» **What to do**: Transcribe the full listing below exactly.

[Data records]
------------------------------------------------------------

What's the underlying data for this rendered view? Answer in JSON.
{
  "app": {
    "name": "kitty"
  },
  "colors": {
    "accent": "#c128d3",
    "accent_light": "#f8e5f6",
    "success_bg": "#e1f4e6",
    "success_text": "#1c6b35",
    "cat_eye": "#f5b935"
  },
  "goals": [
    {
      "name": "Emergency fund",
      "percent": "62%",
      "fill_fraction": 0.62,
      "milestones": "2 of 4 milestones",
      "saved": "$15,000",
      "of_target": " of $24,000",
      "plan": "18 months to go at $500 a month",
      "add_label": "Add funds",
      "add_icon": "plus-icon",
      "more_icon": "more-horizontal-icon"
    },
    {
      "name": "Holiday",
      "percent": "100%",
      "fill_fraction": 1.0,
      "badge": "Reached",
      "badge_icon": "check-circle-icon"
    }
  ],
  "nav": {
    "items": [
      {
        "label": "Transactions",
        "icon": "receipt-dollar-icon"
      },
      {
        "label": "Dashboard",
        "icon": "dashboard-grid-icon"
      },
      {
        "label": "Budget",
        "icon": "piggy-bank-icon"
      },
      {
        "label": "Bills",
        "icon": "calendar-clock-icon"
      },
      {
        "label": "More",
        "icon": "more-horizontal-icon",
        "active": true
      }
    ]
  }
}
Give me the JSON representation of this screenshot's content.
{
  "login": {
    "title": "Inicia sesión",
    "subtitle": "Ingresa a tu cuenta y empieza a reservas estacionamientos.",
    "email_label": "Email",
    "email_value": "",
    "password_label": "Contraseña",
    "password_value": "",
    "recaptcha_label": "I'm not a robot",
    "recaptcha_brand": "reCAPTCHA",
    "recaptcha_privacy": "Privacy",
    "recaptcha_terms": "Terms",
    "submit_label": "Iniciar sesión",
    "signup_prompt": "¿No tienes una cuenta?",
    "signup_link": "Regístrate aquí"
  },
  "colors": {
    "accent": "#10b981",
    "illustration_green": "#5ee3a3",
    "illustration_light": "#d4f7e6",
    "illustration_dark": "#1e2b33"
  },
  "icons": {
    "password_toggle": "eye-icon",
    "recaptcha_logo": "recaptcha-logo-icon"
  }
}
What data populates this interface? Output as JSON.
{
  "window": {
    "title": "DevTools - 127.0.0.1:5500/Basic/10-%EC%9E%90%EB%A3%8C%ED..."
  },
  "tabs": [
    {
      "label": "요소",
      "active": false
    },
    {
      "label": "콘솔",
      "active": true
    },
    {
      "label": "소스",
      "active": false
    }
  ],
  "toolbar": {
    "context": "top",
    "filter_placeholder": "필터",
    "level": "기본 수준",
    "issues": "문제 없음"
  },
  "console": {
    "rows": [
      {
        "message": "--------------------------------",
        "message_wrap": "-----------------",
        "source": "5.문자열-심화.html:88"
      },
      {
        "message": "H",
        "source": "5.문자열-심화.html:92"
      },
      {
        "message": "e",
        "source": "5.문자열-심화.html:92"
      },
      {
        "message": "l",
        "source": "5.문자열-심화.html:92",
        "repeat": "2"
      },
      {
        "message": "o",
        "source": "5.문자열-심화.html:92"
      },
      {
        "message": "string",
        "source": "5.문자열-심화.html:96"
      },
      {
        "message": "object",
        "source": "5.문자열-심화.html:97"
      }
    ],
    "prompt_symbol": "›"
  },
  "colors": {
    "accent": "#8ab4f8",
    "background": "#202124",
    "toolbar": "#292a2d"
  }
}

------------------------------------------------------------

» **Complete response**:
What's the underlying data for this rendered view? Answer in JSON.
{
  "app": {
    "name": "kitty"
  },
  "colors": {
    "accent": "#c128d3",
    "accent_light": "#f8e5f6",
    "success_bg": "#e1f4e6",
    "success_text": "#1c6b35",
    "cat_eye": "#f5b935"
  },
  "goals": [
    {
      "name": "Emergency fund",
      "percent": "62%",
      "fill_fraction": 0.62,
      "milestones": "2 of 4 milestones",
      "saved": "$15,000",
      "of_target": " of $24,000",
      "plan": "18 months to go at $500 a month",
      "add_label": "Add funds",
      "add_icon": "plus-icon",
      "more_icon": "more-horizontal-icon"
    },
    {
      "name": "Holiday",
      "percent": "100%",
      "fill_fraction": 1.0,
      "badge": "Reached",
      "badge_icon": "check-circle-icon"
    }
  ],
  "nav": {
    "items": [
      {
        "label": "Transactions",
        "icon": "receipt-dollar-icon"
      },
      {
        "label": "Dashboard",
        "icon": "dashboard-grid-icon"
      },
      {
        "label": "Budget",
        "icon": "piggy-bank-icon"
      },
      {
        "label": "Bills",
        "icon": "calendar-clock-icon"
      },
      {
        "label": "More",
        "icon": "more-horizontal-icon",
        "active": true
      }
    ]
  }
}
Give me the JSON representation of this screenshot's content.
{
  "login": {
    "title": "Inicia sesión",
    "subtitle": "Ingresa a tu cuenta y empieza a reservas estacionamientos.",
    "email_label": "Email",
    "email_value": "",
    "password_label": "Contraseña",
    "password_value": "",
    "recaptcha_label": "I'm not a robot",
    "recaptcha_brand": "reCAPTCHA",
    "recaptcha_privacy": "Privacy",
    "recaptcha_terms": "Terms",
    "submit_label": "Iniciar sesión",
    "signup_prompt": "¿No tienes una cuenta?",
    "signup_link": "Regístrate aquí"
  },
  "colors": {
    "accent": "#10b981",
    "illustration_green": "#5ee3a3",
    "illustration_light": "#d4f7e6",
    "illustration_dark": "#1e2b33"
  },
  "icons": {
    "password_toggle": "eye-icon",
    "recaptcha_logo": "recaptcha-logo-icon"
  }
}
What data populates this interface? Output as JSON.
{
  "window": {
    "title": "DevTools - 127.0.0.1:5500/Basic/10-%EC%9E%90%EB%A3%8C%ED..."
  },
  "tabs": [
    {
      "label": "요소",
      "active": false
    },
    {
      "label": "콘솔",
      "active": true
    },
    {
      "label": "소스",
      "active": false
    }
  ],
  "toolbar": {
    "context": "top",
    "filter_placeholder": "필터",
    "level": "기본 수준",
    "issues": "문제 없음"
  },
  "console": {
    "rows": [
      {
        "message": "--------------------------------",
        "message_wrap": "-----------------",
        "source": "5.문자열-심화.html:88"
      },
      {
        "message": "H",
        "source": "5.문자열-심화.html:92"
      },
      {
        "message": "e",
        "source": "5.문자열-심화.html:92"
      },
      {
        "message": "l",
        "source": "5.문자열-심화.html:92",
        "repeat": "2"
      },
      {
        "message": "o",
        "source": "5.문자열-심화.html:92"
      },
      {
        "message": "string",
        "source": "5.문자열-심화.html:96"
      },
      {
        "message": "object",
        "source": "5.문자열-심화.html:97"
      }
    ],
    "prompt_symbol": "›"
  },
  "colors": {
    "accent": "#8ab4f8",
    "background": "#202124",
    "toolbar": "#292a2d"
  }
}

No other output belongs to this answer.